§ DATA FOR PROCESSING:
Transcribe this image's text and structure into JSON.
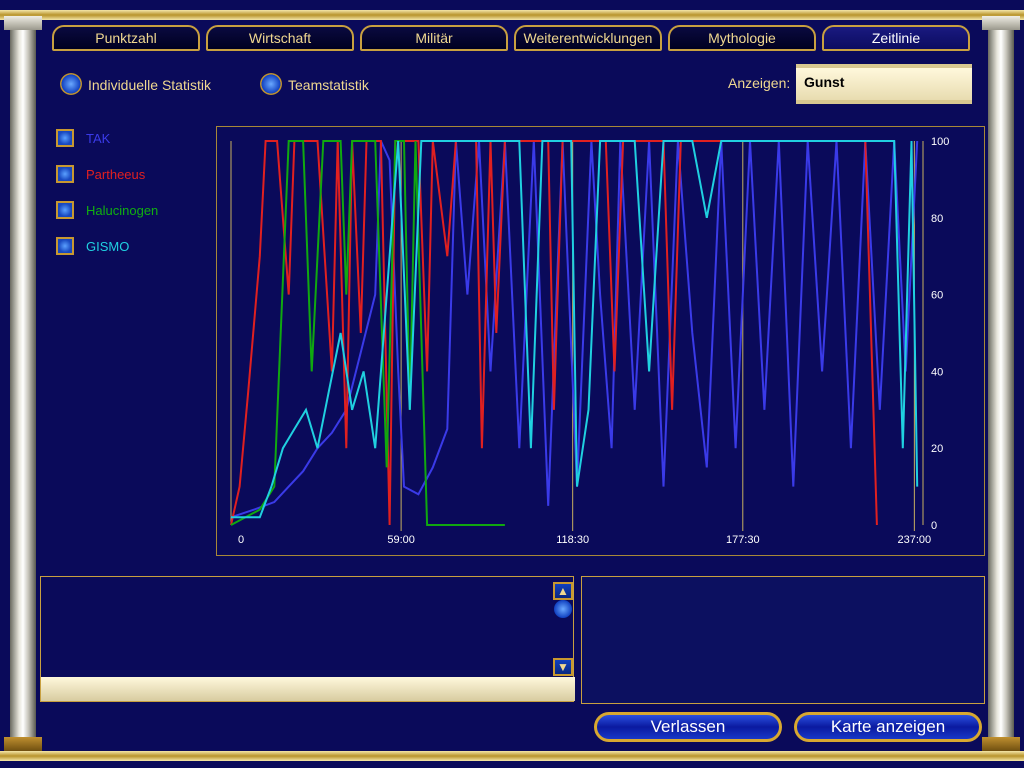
{
  "tabs": [
    {
      "label": "Punktzahl",
      "active": false
    },
    {
      "label": "Wirtschaft",
      "active": false
    },
    {
      "label": "Militär",
      "active": false
    },
    {
      "label": "Weiterentwicklungen",
      "active": false
    },
    {
      "label": "Mythologie",
      "active": false
    },
    {
      "label": "Zeitlinie",
      "active": true
    }
  ],
  "stat_options": {
    "individual": "Individuelle Statistik",
    "team": "Teamstatistik"
  },
  "display": {
    "label": "Anzeigen:",
    "value": "Gunst"
  },
  "players": [
    {
      "name": "TAK",
      "color": "#3030e0"
    },
    {
      "name": "Partheeus",
      "color": "#e02020"
    },
    {
      "name": "Halucinogen",
      "color": "#10b010"
    },
    {
      "name": "GISMO",
      "color": "#20d0e0"
    }
  ],
  "buttons": {
    "leave": "Verlassen",
    "show_map": "Karte anzeigen"
  },
  "scroll": {
    "up": "▲",
    "down": "▼"
  },
  "chart_data": {
    "type": "line",
    "x_ticks": [
      "0",
      "59:00",
      "118:30",
      "177:30",
      "237:00"
    ],
    "y_ticks": [
      "0",
      "20",
      "40",
      "60",
      "80",
      "100"
    ],
    "ylim": [
      0,
      100
    ],
    "xlim_minutes": [
      0,
      240
    ],
    "series": [
      {
        "name": "TAK",
        "color": "#3a3ae8",
        "points": [
          [
            0,
            2
          ],
          [
            8,
            4
          ],
          [
            15,
            6
          ],
          [
            20,
            10
          ],
          [
            25,
            14
          ],
          [
            30,
            20
          ],
          [
            35,
            24
          ],
          [
            40,
            30
          ],
          [
            45,
            45
          ],
          [
            50,
            60
          ],
          [
            52,
            100
          ],
          [
            55,
            95
          ],
          [
            58,
            40
          ],
          [
            60,
            10
          ],
          [
            65,
            8
          ],
          [
            70,
            15
          ],
          [
            75,
            25
          ],
          [
            78,
            100
          ],
          [
            82,
            60
          ],
          [
            86,
            100
          ],
          [
            90,
            40
          ],
          [
            95,
            100
          ],
          [
            100,
            20
          ],
          [
            105,
            100
          ],
          [
            110,
            5
          ],
          [
            115,
            100
          ],
          [
            120,
            10
          ],
          [
            125,
            100
          ],
          [
            128,
            60
          ],
          [
            132,
            20
          ],
          [
            135,
            100
          ],
          [
            140,
            30
          ],
          [
            145,
            100
          ],
          [
            150,
            10
          ],
          [
            155,
            100
          ],
          [
            160,
            50
          ],
          [
            165,
            15
          ],
          [
            170,
            100
          ],
          [
            175,
            20
          ],
          [
            180,
            100
          ],
          [
            185,
            30
          ],
          [
            190,
            100
          ],
          [
            195,
            10
          ],
          [
            200,
            100
          ],
          [
            205,
            40
          ],
          [
            210,
            100
          ],
          [
            215,
            20
          ],
          [
            220,
            100
          ],
          [
            225,
            30
          ],
          [
            230,
            100
          ],
          [
            234,
            40
          ],
          [
            238,
            100
          ]
        ]
      },
      {
        "name": "Partheeus",
        "color": "#e02020",
        "points": [
          [
            0,
            0
          ],
          [
            3,
            10
          ],
          [
            6,
            35
          ],
          [
            10,
            70
          ],
          [
            12,
            100
          ],
          [
            16,
            100
          ],
          [
            20,
            60
          ],
          [
            22,
            100
          ],
          [
            30,
            100
          ],
          [
            35,
            40
          ],
          [
            37,
            100
          ],
          [
            40,
            20
          ],
          [
            42,
            100
          ],
          [
            45,
            50
          ],
          [
            47,
            100
          ],
          [
            52,
            100
          ],
          [
            55,
            0
          ],
          [
            57,
            100
          ],
          [
            65,
            100
          ],
          [
            68,
            40
          ],
          [
            70,
            100
          ],
          [
            75,
            70
          ],
          [
            78,
            100
          ],
          [
            85,
            100
          ],
          [
            87,
            20
          ],
          [
            90,
            100
          ],
          [
            92,
            50
          ],
          [
            95,
            100
          ],
          [
            110,
            100
          ],
          [
            112,
            30
          ],
          [
            115,
            100
          ],
          [
            130,
            100
          ],
          [
            133,
            40
          ],
          [
            136,
            100
          ],
          [
            150,
            100
          ],
          [
            153,
            30
          ],
          [
            156,
            100
          ],
          [
            160,
            100
          ],
          [
            220,
            100
          ],
          [
            224,
            0
          ]
        ]
      },
      {
        "name": "Halucinogen",
        "color": "#10a810",
        "points": [
          [
            0,
            0
          ],
          [
            10,
            4
          ],
          [
            15,
            10
          ],
          [
            20,
            100
          ],
          [
            25,
            100
          ],
          [
            28,
            40
          ],
          [
            32,
            100
          ],
          [
            38,
            100
          ],
          [
            40,
            60
          ],
          [
            42,
            100
          ],
          [
            50,
            100
          ],
          [
            54,
            15
          ],
          [
            57,
            100
          ],
          [
            60,
            100
          ],
          [
            62,
            30
          ],
          [
            64,
            100
          ],
          [
            68,
            0
          ],
          [
            95,
            0
          ]
        ]
      },
      {
        "name": "GISMO",
        "color": "#20d0e0",
        "points": [
          [
            0,
            2
          ],
          [
            10,
            2
          ],
          [
            14,
            10
          ],
          [
            18,
            20
          ],
          [
            22,
            25
          ],
          [
            26,
            30
          ],
          [
            30,
            20
          ],
          [
            34,
            35
          ],
          [
            38,
            50
          ],
          [
            42,
            30
          ],
          [
            46,
            40
          ],
          [
            50,
            20
          ],
          [
            55,
            70
          ],
          [
            58,
            100
          ],
          [
            62,
            30
          ],
          [
            66,
            100
          ],
          [
            70,
            100
          ],
          [
            100,
            100
          ],
          [
            104,
            20
          ],
          [
            108,
            100
          ],
          [
            112,
            100
          ],
          [
            118,
            100
          ],
          [
            120,
            10
          ],
          [
            124,
            30
          ],
          [
            128,
            100
          ],
          [
            140,
            100
          ],
          [
            145,
            40
          ],
          [
            150,
            100
          ],
          [
            160,
            100
          ],
          [
            165,
            80
          ],
          [
            170,
            100
          ],
          [
            230,
            100
          ],
          [
            233,
            20
          ],
          [
            236,
            100
          ],
          [
            238,
            10
          ]
        ]
      }
    ]
  }
}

§ STATED EXERCISE: Only a number is wanted: how many lines of the data above contain "color"?

§ SOLUTION: 8